No tenemos padre

* Columna publicada en El Universal

La mayoría de las películas que se proyectaron en Venecia y que han seguido su curso en los festivales siguientes dejaron claro que hay dos temas que no dejan de ser urgentes e importantes: la situación de las mujeres y la falta de padre que tenemos en las sociedades latinoamericanas pero que se puede extrapolar a otras partes del planeta.

La ausencia de esa figura paterna y lo que genera en consecuencia es tan importante como la presencia tan fuerte de la madre, porque se rompe el equilibrio, porque los jóvenes buscan figuras y roles incorrectos con los que puedan identificarse, y porque la identidad queda rota.

Y eso se puede leer bien, con sus matices, en distintas formas y contextos en dos filmes mexicanos: La Caja y El otro Tom. Y, ante la ausencia del padre, se erige la de la madre, con gran fuerza y contundencia. Con sus luces y sombras.

Porque no todas las madres son perfectas y pueden cubrir al cien por ciento las expectativas a las que se les enfrenta.

La cinta ganadora del León de Oro, por ejemplo, habla de una madre que no quiere serlo, porque no puede, porque el entorno en el que vive no le permitirá volver a recuperarse a sí misma. Habla del aborto, de las consecuencias, del estigma, de la culpa, de la provocación, del alivio, de los juicios, de las autoridades morales que esta decisión provoca y de la carne, de lo que es sentir la pérdida desde las entrañas, del desprendimiento, del dolor.

==================================================

OBJETIVO DE LA TAREA
Según la columna sobre la falta de padre, ¿en qué dos filmes mexicanos se puede leer la ausencia de la figura paterna?

==================================================

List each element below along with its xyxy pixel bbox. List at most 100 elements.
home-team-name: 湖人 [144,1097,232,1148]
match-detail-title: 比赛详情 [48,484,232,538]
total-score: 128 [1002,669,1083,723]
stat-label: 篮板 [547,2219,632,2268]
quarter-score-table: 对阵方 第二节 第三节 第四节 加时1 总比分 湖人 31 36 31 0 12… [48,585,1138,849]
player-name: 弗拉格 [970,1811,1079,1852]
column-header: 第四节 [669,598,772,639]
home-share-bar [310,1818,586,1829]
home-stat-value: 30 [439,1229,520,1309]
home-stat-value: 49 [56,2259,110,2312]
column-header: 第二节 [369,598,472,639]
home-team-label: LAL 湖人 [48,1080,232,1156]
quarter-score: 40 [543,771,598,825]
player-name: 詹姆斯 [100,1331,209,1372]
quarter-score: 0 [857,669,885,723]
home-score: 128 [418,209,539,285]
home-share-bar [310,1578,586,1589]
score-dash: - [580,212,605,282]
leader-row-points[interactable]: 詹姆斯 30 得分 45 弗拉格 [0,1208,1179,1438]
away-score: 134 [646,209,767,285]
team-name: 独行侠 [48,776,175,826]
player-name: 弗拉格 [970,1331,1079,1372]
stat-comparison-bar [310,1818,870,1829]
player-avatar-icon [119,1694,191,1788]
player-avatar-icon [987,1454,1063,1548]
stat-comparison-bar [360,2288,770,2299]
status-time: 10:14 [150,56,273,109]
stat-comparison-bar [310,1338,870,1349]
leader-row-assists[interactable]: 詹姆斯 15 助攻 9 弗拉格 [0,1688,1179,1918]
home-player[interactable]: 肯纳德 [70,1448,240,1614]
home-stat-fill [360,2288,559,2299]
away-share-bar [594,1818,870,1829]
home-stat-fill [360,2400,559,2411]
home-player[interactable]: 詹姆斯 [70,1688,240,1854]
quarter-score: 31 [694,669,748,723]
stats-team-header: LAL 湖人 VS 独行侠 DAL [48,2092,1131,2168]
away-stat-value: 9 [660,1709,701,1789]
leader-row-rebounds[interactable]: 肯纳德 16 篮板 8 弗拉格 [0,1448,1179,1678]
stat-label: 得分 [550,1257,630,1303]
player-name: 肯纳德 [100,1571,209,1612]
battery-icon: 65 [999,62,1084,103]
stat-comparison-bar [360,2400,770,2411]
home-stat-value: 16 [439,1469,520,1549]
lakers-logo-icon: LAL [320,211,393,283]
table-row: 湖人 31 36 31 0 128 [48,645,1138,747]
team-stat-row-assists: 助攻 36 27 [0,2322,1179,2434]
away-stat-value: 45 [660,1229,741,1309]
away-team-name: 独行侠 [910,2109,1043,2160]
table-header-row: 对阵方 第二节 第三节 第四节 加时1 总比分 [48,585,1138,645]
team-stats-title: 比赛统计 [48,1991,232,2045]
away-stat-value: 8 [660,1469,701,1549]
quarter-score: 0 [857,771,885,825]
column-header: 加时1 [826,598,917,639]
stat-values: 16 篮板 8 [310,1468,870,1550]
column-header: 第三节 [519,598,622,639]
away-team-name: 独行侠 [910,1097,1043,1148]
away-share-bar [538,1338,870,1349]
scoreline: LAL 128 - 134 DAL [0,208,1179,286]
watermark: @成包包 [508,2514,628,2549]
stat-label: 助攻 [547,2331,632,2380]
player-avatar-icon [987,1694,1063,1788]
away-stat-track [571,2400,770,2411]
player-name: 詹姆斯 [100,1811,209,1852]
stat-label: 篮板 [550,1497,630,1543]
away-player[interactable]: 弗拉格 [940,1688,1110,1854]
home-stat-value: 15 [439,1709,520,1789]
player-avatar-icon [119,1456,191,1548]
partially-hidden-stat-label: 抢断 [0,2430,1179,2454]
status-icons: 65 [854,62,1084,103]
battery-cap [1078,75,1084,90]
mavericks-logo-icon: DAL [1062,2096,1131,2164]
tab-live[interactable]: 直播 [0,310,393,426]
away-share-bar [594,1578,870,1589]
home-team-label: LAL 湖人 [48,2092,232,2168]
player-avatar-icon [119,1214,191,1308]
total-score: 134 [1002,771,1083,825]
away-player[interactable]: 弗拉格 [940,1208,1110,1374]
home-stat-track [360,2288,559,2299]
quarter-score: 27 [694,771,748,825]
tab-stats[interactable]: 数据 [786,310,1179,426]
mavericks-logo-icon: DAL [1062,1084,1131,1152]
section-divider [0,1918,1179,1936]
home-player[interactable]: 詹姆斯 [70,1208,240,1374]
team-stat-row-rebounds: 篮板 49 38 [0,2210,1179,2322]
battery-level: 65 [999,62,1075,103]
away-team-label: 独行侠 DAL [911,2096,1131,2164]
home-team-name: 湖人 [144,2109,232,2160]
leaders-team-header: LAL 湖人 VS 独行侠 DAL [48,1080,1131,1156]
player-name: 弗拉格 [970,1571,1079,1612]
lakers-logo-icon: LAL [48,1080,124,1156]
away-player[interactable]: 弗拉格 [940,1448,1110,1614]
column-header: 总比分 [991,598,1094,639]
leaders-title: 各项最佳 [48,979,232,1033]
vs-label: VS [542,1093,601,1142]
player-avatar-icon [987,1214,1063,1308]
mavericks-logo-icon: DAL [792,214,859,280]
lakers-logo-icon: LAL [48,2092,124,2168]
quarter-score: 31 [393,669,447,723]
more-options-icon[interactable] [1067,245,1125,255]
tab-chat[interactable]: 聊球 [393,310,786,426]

==================================================

SOLUCIÓN DEL PROBLEMA
En La Caja y El otro Tom.